Stored data.
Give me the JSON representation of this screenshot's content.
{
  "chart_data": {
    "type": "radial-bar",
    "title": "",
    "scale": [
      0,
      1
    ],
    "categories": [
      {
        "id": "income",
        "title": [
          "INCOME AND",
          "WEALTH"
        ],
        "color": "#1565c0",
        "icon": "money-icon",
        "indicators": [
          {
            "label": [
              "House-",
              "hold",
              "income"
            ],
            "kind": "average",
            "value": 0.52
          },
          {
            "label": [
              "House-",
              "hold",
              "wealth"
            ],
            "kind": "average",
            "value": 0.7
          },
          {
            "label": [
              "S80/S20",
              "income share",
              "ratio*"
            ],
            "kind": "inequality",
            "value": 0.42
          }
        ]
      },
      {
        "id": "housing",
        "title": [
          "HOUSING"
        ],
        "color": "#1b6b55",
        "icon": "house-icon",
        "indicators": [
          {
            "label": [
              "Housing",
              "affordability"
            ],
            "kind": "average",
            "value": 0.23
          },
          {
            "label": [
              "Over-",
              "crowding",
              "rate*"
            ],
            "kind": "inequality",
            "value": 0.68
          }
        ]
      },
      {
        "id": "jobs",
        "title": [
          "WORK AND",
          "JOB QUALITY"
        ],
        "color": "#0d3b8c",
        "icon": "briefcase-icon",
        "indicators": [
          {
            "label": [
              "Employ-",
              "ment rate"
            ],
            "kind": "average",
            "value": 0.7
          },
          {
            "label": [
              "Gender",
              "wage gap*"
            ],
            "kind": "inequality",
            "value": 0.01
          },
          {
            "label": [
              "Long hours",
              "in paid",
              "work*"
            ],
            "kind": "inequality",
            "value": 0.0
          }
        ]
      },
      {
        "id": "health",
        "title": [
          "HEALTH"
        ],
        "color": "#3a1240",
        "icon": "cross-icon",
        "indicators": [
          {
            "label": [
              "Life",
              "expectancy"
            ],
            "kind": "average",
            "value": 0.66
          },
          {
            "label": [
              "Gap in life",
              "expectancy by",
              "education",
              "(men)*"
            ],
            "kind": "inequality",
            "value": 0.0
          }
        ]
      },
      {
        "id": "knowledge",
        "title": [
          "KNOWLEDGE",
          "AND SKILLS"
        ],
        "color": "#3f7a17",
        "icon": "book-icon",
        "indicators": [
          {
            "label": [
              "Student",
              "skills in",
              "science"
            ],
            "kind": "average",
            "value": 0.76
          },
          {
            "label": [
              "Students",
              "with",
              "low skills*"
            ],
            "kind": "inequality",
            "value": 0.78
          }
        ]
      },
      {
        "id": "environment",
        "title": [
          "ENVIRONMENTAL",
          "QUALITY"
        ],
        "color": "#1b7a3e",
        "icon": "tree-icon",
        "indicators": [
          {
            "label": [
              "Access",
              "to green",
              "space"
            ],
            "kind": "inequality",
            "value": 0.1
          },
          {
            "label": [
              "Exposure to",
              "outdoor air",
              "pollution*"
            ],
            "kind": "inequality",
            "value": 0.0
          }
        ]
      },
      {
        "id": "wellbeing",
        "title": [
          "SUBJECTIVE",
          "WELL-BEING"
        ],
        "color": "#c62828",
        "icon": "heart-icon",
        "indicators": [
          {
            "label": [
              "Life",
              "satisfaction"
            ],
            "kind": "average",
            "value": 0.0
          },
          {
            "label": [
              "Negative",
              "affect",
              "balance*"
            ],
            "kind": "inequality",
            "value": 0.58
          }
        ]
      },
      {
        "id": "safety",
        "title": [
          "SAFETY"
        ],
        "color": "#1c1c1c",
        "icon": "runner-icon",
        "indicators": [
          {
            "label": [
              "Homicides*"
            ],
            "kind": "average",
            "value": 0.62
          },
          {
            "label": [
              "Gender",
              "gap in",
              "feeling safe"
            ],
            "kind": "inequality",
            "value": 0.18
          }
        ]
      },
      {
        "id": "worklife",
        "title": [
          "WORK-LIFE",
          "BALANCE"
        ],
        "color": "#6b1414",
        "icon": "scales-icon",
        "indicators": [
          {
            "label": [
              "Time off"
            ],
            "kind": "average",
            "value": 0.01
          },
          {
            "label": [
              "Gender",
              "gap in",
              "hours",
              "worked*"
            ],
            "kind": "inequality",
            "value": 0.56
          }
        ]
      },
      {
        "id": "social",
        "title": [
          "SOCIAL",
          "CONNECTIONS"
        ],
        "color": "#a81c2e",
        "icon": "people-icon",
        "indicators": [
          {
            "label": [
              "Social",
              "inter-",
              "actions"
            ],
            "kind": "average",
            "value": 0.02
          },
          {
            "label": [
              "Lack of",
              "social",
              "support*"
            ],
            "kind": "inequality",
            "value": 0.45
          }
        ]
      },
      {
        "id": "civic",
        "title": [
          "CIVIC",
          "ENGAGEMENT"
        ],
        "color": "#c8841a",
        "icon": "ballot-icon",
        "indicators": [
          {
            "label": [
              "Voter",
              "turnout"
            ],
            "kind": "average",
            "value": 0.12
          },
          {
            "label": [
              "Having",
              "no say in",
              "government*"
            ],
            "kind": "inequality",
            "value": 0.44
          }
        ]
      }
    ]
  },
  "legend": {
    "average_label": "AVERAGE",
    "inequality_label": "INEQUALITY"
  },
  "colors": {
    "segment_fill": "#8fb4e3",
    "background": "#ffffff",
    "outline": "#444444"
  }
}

The request. Reproduce the full listing exactly.

Written answer.
Give me the JSON representation of this screenshot's content.
{
  "chart_data": {
    "type": "radial-bar",
    "title": "",
    "scale": [
      0,
      1
    ],
    "categories": [
      {
        "id": "income",
        "title": [
          "INCOME AND",
          "WEALTH"
        ],
        "color": "#1565c0",
        "icon": "money-icon",
        "indicators": [
          {
            "label": [
              "House-",
              "hold",
              "income"
            ],
            "kind": "average",
            "value": 0.52
          },
          {
            "label": [
              "House-",
              "hold",
              "wealth"
            ],
            "kind": "average",
            "value": 0.7
          },
          {
            "label": [
              "S80/S20",
              "income share",
              "ratio*"
            ],
            "kind": "inequality",
            "value": 0.42
          }
        ]
      },
      {
        "id": "housing",
        "title": [
          "HOUSING"
        ],
        "color": "#1b6b55",
        "icon": "house-icon",
        "indicators": [
          {
            "label": [
              "Housing",
              "affordability"
            ],
            "kind": "average",
            "value": 0.23
          },
          {
            "label": [
              "Over-",
              "crowding",
              "rate*"
            ],
            "kind": "inequality",
            "value": 0.68
          }
        ]
      },
      {
        "id": "jobs",
        "title": [
          "WORK AND",
          "JOB QUALITY"
        ],
        "color": "#0d3b8c",
        "icon": "briefcase-icon",
        "indicators": [
          {
            "label": [
              "Employ-",
              "ment rate"
            ],
            "kind": "average",
            "value": 0.7
          },
          {
            "label": [
              "Gender",
              "wage gap*"
            ],
            "kind": "inequality",
            "value": 0.01
          },
          {
            "label": [
              "Long hours",
              "in paid",
              "work*"
            ],
            "kind": "inequality",
            "value": 0.0
          }
        ]
      },
      {
        "id": "health",
        "title": [
          "HEALTH"
        ],
        "color": "#3a1240",
        "icon": "cross-icon",
        "indicators": [
          {
            "label": [
              "Life",
              "expectancy"
            ],
            "kind": "average",
            "value": 0.66
          },
          {
            "label": [
              "Gap in life",
              "expectancy by",
              "education",
              "(men)*"
            ],
            "kind": "inequality",
            "value": 0.0
          }
        ]
      },
      {
        "id": "knowledge",
        "title": [
          "KNOWLEDGE",
          "AND SKILLS"
        ],
        "color": "#3f7a17",
        "icon": "book-icon",
        "indicators": [
          {
            "label": [
              "Student",
              "skills in",
              "science"
            ],
            "kind": "average",
            "value": 0.76
          },
          {
            "label": [
              "Students",
              "with",
              "low skills*"
            ],
            "kind": "inequality",
            "value": 0.78
          }
        ]
      },
      {
        "id": "environment",
        "title": [
          "ENVIRONMENTAL",
          "QUALITY"
        ],
        "color": "#1b7a3e",
        "icon": "tree-icon",
        "indicators": [
          {
            "label": [
              "Access",
              "to green",
              "space"
            ],
            "kind": "inequality",
            "value": 0.1
          },
          {
            "label": [
              "Exposure to",
              "outdoor air",
              "pollution*"
            ],
            "kind": "inequality",
            "value": 0.0
          }
        ]
      },
      {
        "id": "wellbeing",
        "title": [
          "SUBJECTIVE",
          "WELL-BEING"
        ],
        "color": "#c62828",
        "icon": "heart-icon",
        "indicators": [
          {
            "label": [
              "Life",
              "satisfaction"
            ],
            "kind": "average",
            "value": 0.0
          },
          {
            "label": [
              "Negative",
              "affect",
              "balance*"
            ],
            "kind": "inequality",
            "value": 0.58
          }
        ]
      },
      {
        "id": "safety",
        "title": [
          "SAFETY"
        ],
        "color": "#1c1c1c",
        "icon": "runner-icon",
        "indicators": [
          {
            "label": [
              "Homicides*"
            ],
            "kind": "average",
            "value": 0.62
          },
          {
            "label": [
              "Gender",
              "gap in",
              "feeling safe"
            ],
            "kind": "inequality",
            "value": 0.18
          }
        ]
      },
      {
        "id": "worklife",
        "title": [
          "WORK-LIFE",
          "BALANCE"
        ],
        "color": "#6b1414",
        "icon": "scales-icon",
        "indicators": [
          {
            "label": [
              "Time off"
            ],
            "kind": "average",
            "value": 0.01
          },
          {
            "label": [
              "Gender",
              "gap in",
              "hours",
              "worked*"
            ],
            "kind": "inequality",
            "value": 0.56
          }
        ]
      },
      {
        "id": "social",
        "title": [
          "SOCIAL",
          "CONNECTIONS"
        ],
        "color": "#a81c2e",
        "icon": "people-icon",
        "indicators": [
          {
            "label": [
              "Social",
              "inter-",
              "actions"
            ],
            "kind": "average",
            "value": 0.02
          },
          {
            "label": [
              "Lack of",
              "social",
              "support*"
            ],
            "kind": "inequality",
            "value": 0.45
          }
        ]
      },
      {
        "id": "civic",
        "title": [
          "CIVIC",
          "ENGAGEMENT"
        ],
        "color": "#c8841a",
        "icon": "ballot-icon",
        "indicators": [
          {
            "label": [
              "Voter",
              "turnout"
            ],
            "kind": "average",
            "value": 0.12
          },
          {
            "label": [
              "Having",
              "no say in",
              "government*"
            ],
            "kind": "inequality",
            "value": 0.44
          }
        ]
      }
    ]
  },
  "legend": {
    "average_label": "AVERAGE",
    "inequality_label": "INEQUALITY"
  },
  "colors": {
    "segment_fill": "#8fb4e3",
    "background": "#ffffff",
    "outline": "#444444"
  }
}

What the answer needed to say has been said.